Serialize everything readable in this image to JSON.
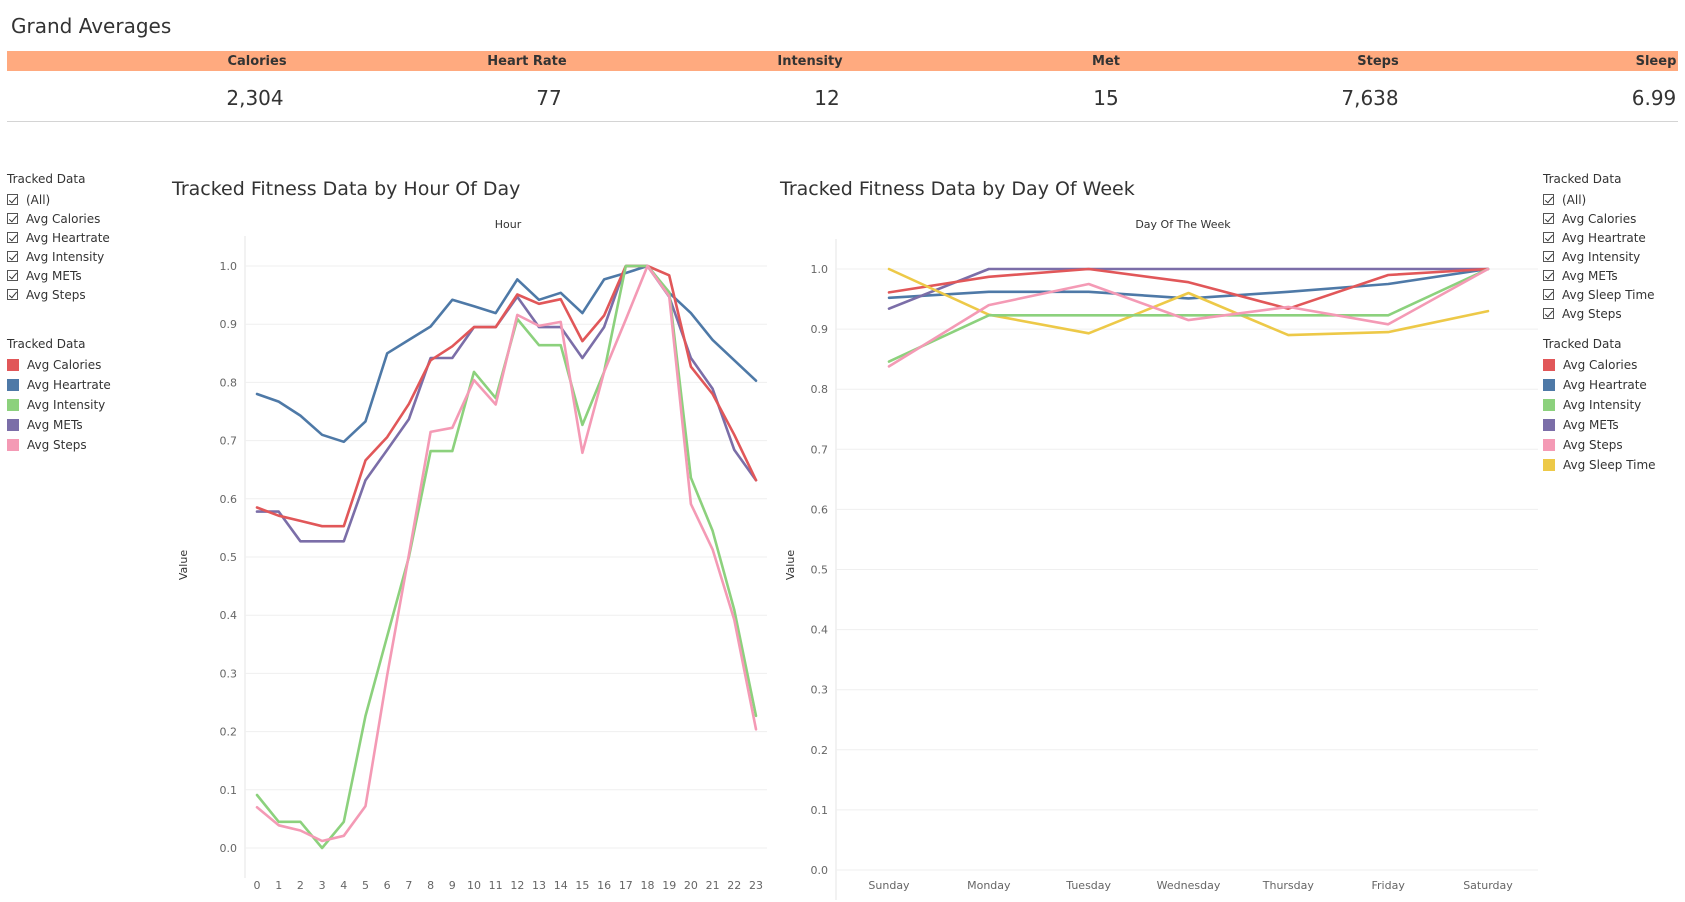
{
  "page_title": "Grand Averages",
  "kpis": [
    {
      "label": "Calories",
      "value": "2,304"
    },
    {
      "label": "Heart Rate",
      "value": "77"
    },
    {
      "label": "Intensity",
      "value": "12"
    },
    {
      "label": "Met",
      "value": "15"
    },
    {
      "label": "Steps",
      "value": "7,638"
    },
    {
      "label": "Sleep",
      "value": "6.99"
    }
  ],
  "left_filter": {
    "title": "Tracked Data",
    "items": [
      "(All)",
      "Avg Calories",
      "Avg Heartrate",
      "Avg Intensity",
      "Avg METs",
      "Avg Steps"
    ]
  },
  "left_legend": {
    "title": "Tracked Data",
    "items": [
      {
        "label": "Avg Calories",
        "color": "#e15759"
      },
      {
        "label": "Avg Heartrate",
        "color": "#4e79a7"
      },
      {
        "label": "Avg Intensity",
        "color": "#8cd17d"
      },
      {
        "label": "Avg METs",
        "color": "#7b6ea8"
      },
      {
        "label": "Avg Steps",
        "color": "#f49ab5"
      }
    ]
  },
  "right_filter": {
    "title": "Tracked Data",
    "items": [
      "(All)",
      "Avg Calories",
      "Avg Heartrate",
      "Avg Intensity",
      "Avg METs",
      "Avg Sleep Time",
      "Avg Steps"
    ]
  },
  "right_legend": {
    "title": "Tracked Data",
    "items": [
      {
        "label": "Avg Calories",
        "color": "#e15759"
      },
      {
        "label": "Avg Heartrate",
        "color": "#4e79a7"
      },
      {
        "label": "Avg Intensity",
        "color": "#8cd17d"
      },
      {
        "label": "Avg METs",
        "color": "#7b6ea8"
      },
      {
        "label": "Avg Steps",
        "color": "#f49ab5"
      },
      {
        "label": "Avg Sleep Time",
        "color": "#edc948"
      }
    ]
  },
  "chart_data": [
    {
      "type": "line",
      "title": "Tracked Fitness Data by Hour Of Day",
      "xlabel": "Hour",
      "ylabel": "Value",
      "ylim": [
        0,
        1
      ],
      "yticks": [
        "0.0",
        "0.1",
        "0.2",
        "0.3",
        "0.4",
        "0.5",
        "0.6",
        "0.7",
        "0.8",
        "0.9",
        "1.0"
      ],
      "x": [
        0,
        1,
        2,
        3,
        4,
        5,
        6,
        7,
        8,
        9,
        10,
        11,
        12,
        13,
        14,
        15,
        16,
        17,
        18,
        19,
        20,
        21,
        22,
        23
      ],
      "grid": true,
      "series": [
        {
          "name": "Avg Heartrate",
          "color": "#4e79a7",
          "values": [
            0.78,
            0.767,
            0.743,
            0.71,
            0.698,
            0.733,
            0.85,
            0.873,
            0.896,
            0.942,
            0.931,
            0.919,
            0.977,
            0.942,
            0.954,
            0.919,
            0.977,
            0.988,
            1.0,
            0.954,
            0.919,
            0.873,
            0.838,
            0.803
          ]
        },
        {
          "name": "Avg METs",
          "color": "#7b6ea8",
          "values": [
            0.578,
            0.578,
            0.527,
            0.527,
            0.527,
            0.632,
            0.684,
            0.737,
            0.842,
            0.842,
            0.895,
            0.895,
            0.947,
            0.895,
            0.895,
            0.842,
            0.895,
            1.0,
            1.0,
            0.947,
            0.842,
            0.789,
            0.684,
            0.632
          ]
        },
        {
          "name": "Avg Calories",
          "color": "#e15759",
          "values": [
            0.585,
            0.571,
            0.562,
            0.553,
            0.553,
            0.666,
            0.706,
            0.763,
            0.838,
            0.862,
            0.895,
            0.895,
            0.951,
            0.935,
            0.943,
            0.871,
            0.915,
            1.0,
            1.0,
            0.984,
            0.827,
            0.78,
            0.71,
            0.632
          ]
        },
        {
          "name": "Avg Intensity",
          "color": "#8cd17d",
          "values": [
            0.091,
            0.045,
            0.045,
            0.0,
            0.045,
            0.227,
            0.364,
            0.5,
            0.682,
            0.682,
            0.818,
            0.773,
            0.909,
            0.864,
            0.864,
            0.727,
            0.818,
            1.0,
            1.0,
            0.955,
            0.636,
            0.545,
            0.409,
            0.227
          ]
        },
        {
          "name": "Avg Steps",
          "color": "#f49ab5",
          "values": [
            0.07,
            0.039,
            0.03,
            0.012,
            0.021,
            0.072,
            0.297,
            0.504,
            0.715,
            0.722,
            0.804,
            0.762,
            0.916,
            0.897,
            0.904,
            0.679,
            0.818,
            0.908,
            1.0,
            0.948,
            0.591,
            0.513,
            0.392,
            0.204
          ]
        }
      ]
    },
    {
      "type": "line",
      "title": "Tracked Fitness Data by Day Of Week",
      "xlabel": "Day Of The Week",
      "ylabel": "Value",
      "ylim": [
        0,
        1
      ],
      "yticks": [
        "0.0",
        "0.1",
        "0.2",
        "0.3",
        "0.4",
        "0.5",
        "0.6",
        "0.7",
        "0.8",
        "0.9",
        "1.0"
      ],
      "categories": [
        "Sunday",
        "Monday",
        "Tuesday",
        "Wednesday",
        "Thursday",
        "Friday",
        "Saturday"
      ],
      "grid": true,
      "series": [
        {
          "name": "Avg Heartrate",
          "color": "#4e79a7",
          "values": [
            0.952,
            0.962,
            0.962,
            0.951,
            0.962,
            0.975,
            1.0
          ]
        },
        {
          "name": "Avg METs",
          "color": "#7b6ea8",
          "values": [
            0.934,
            1.0,
            1.0,
            1.0,
            1.0,
            1.0,
            1.0
          ]
        },
        {
          "name": "Avg Calories",
          "color": "#e15759",
          "values": [
            0.961,
            0.987,
            1.0,
            0.978,
            0.934,
            0.99,
            1.0
          ]
        },
        {
          "name": "Avg Sleep Time",
          "color": "#edc948",
          "values": [
            1.0,
            0.924,
            0.893,
            0.96,
            0.89,
            0.895,
            0.93
          ]
        },
        {
          "name": "Avg Intensity",
          "color": "#8cd17d",
          "values": [
            0.846,
            0.923,
            0.923,
            0.923,
            0.923,
            0.923,
            1.0
          ]
        },
        {
          "name": "Avg Steps",
          "color": "#f49ab5",
          "values": [
            0.838,
            0.94,
            0.975,
            0.915,
            0.937,
            0.908,
            1.0
          ]
        }
      ]
    }
  ]
}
◆ ◆ ◆ ◆ ◆ ◆ ◆
What is needed is an exact reproduction of the data, pictures excluded.

Serialize everything readable in this image to JSON.
{
  "page_title": "Grand Averages",
  "kpis": [
    {
      "label": "Calories",
      "value": "2,304"
    },
    {
      "label": "Heart Rate",
      "value": "77"
    },
    {
      "label": "Intensity",
      "value": "12"
    },
    {
      "label": "Met",
      "value": "15"
    },
    {
      "label": "Steps",
      "value": "7,638"
    },
    {
      "label": "Sleep",
      "value": "6.99"
    }
  ],
  "left_filter": {
    "title": "Tracked Data",
    "items": [
      "(All)",
      "Avg Calories",
      "Avg Heartrate",
      "Avg Intensity",
      "Avg METs",
      "Avg Steps"
    ]
  },
  "left_legend": {
    "title": "Tracked Data",
    "items": [
      {
        "label": "Avg Calories",
        "color": "#e15759"
      },
      {
        "label": "Avg Heartrate",
        "color": "#4e79a7"
      },
      {
        "label": "Avg Intensity",
        "color": "#8cd17d"
      },
      {
        "label": "Avg METs",
        "color": "#7b6ea8"
      },
      {
        "label": "Avg Steps",
        "color": "#f49ab5"
      }
    ]
  },
  "right_filter": {
    "title": "Tracked Data",
    "items": [
      "(All)",
      "Avg Calories",
      "Avg Heartrate",
      "Avg Intensity",
      "Avg METs",
      "Avg Sleep Time",
      "Avg Steps"
    ]
  },
  "right_legend": {
    "title": "Tracked Data",
    "items": [
      {
        "label": "Avg Calories",
        "color": "#e15759"
      },
      {
        "label": "Avg Heartrate",
        "color": "#4e79a7"
      },
      {
        "label": "Avg Intensity",
        "color": "#8cd17d"
      },
      {
        "label": "Avg METs",
        "color": "#7b6ea8"
      },
      {
        "label": "Avg Steps",
        "color": "#f49ab5"
      },
      {
        "label": "Avg Sleep Time",
        "color": "#edc948"
      }
    ]
  },
  "chart_data": [
    {
      "type": "line",
      "title": "Tracked Fitness Data by Hour Of Day",
      "xlabel": "Hour",
      "ylabel": "Value",
      "ylim": [
        0,
        1
      ],
      "yticks": [
        "0.0",
        "0.1",
        "0.2",
        "0.3",
        "0.4",
        "0.5",
        "0.6",
        "0.7",
        "0.8",
        "0.9",
        "1.0"
      ],
      "x": [
        0,
        1,
        2,
        3,
        4,
        5,
        6,
        7,
        8,
        9,
        10,
        11,
        12,
        13,
        14,
        15,
        16,
        17,
        18,
        19,
        20,
        21,
        22,
        23
      ],
      "grid": true,
      "series": [
        {
          "name": "Avg Heartrate",
          "color": "#4e79a7",
          "values": [
            0.78,
            0.767,
            0.743,
            0.71,
            0.698,
            0.733,
            0.85,
            0.873,
            0.896,
            0.942,
            0.931,
            0.919,
            0.977,
            0.942,
            0.954,
            0.919,
            0.977,
            0.988,
            1.0,
            0.954,
            0.919,
            0.873,
            0.838,
            0.803
          ]
        },
        {
          "name": "Avg METs",
          "color": "#7b6ea8",
          "values": [
            0.578,
            0.578,
            0.527,
            0.527,
            0.527,
            0.632,
            0.684,
            0.737,
            0.842,
            0.842,
            0.895,
            0.895,
            0.947,
            0.895,
            0.895,
            0.842,
            0.895,
            1.0,
            1.0,
            0.947,
            0.842,
            0.789,
            0.684,
            0.632
          ]
        },
        {
          "name": "Avg Calories",
          "color": "#e15759",
          "values": [
            0.585,
            0.571,
            0.562,
            0.553,
            0.553,
            0.666,
            0.706,
            0.763,
            0.838,
            0.862,
            0.895,
            0.895,
            0.951,
            0.935,
            0.943,
            0.871,
            0.915,
            1.0,
            1.0,
            0.984,
            0.827,
            0.78,
            0.71,
            0.632
          ]
        },
        {
          "name": "Avg Intensity",
          "color": "#8cd17d",
          "values": [
            0.091,
            0.045,
            0.045,
            0.0,
            0.045,
            0.227,
            0.364,
            0.5,
            0.682,
            0.682,
            0.818,
            0.773,
            0.909,
            0.864,
            0.864,
            0.727,
            0.818,
            1.0,
            1.0,
            0.955,
            0.636,
            0.545,
            0.409,
            0.227
          ]
        },
        {
          "name": "Avg Steps",
          "color": "#f49ab5",
          "values": [
            0.07,
            0.039,
            0.03,
            0.012,
            0.021,
            0.072,
            0.297,
            0.504,
            0.715,
            0.722,
            0.804,
            0.762,
            0.916,
            0.897,
            0.904,
            0.679,
            0.818,
            0.908,
            1.0,
            0.948,
            0.591,
            0.513,
            0.392,
            0.204
          ]
        }
      ]
    },
    {
      "type": "line",
      "title": "Tracked Fitness Data by Day Of Week",
      "xlabel": "Day Of The Week",
      "ylabel": "Value",
      "ylim": [
        0,
        1
      ],
      "yticks": [
        "0.0",
        "0.1",
        "0.2",
        "0.3",
        "0.4",
        "0.5",
        "0.6",
        "0.7",
        "0.8",
        "0.9",
        "1.0"
      ],
      "categories": [
        "Sunday",
        "Monday",
        "Tuesday",
        "Wednesday",
        "Thursday",
        "Friday",
        "Saturday"
      ],
      "grid": true,
      "series": [
        {
          "name": "Avg Heartrate",
          "color": "#4e79a7",
          "values": [
            0.952,
            0.962,
            0.962,
            0.951,
            0.962,
            0.975,
            1.0
          ]
        },
        {
          "name": "Avg METs",
          "color": "#7b6ea8",
          "values": [
            0.934,
            1.0,
            1.0,
            1.0,
            1.0,
            1.0,
            1.0
          ]
        },
        {
          "name": "Avg Calories",
          "color": "#e15759",
          "values": [
            0.961,
            0.987,
            1.0,
            0.978,
            0.934,
            0.99,
            1.0
          ]
        },
        {
          "name": "Avg Sleep Time",
          "color": "#edc948",
          "values": [
            1.0,
            0.924,
            0.893,
            0.96,
            0.89,
            0.895,
            0.93
          ]
        },
        {
          "name": "Avg Intensity",
          "color": "#8cd17d",
          "values": [
            0.846,
            0.923,
            0.923,
            0.923,
            0.923,
            0.923,
            1.0
          ]
        },
        {
          "name": "Avg Steps",
          "color": "#f49ab5",
          "values": [
            0.838,
            0.94,
            0.975,
            0.915,
            0.937,
            0.908,
            1.0
          ]
        }
      ]
    }
  ]
}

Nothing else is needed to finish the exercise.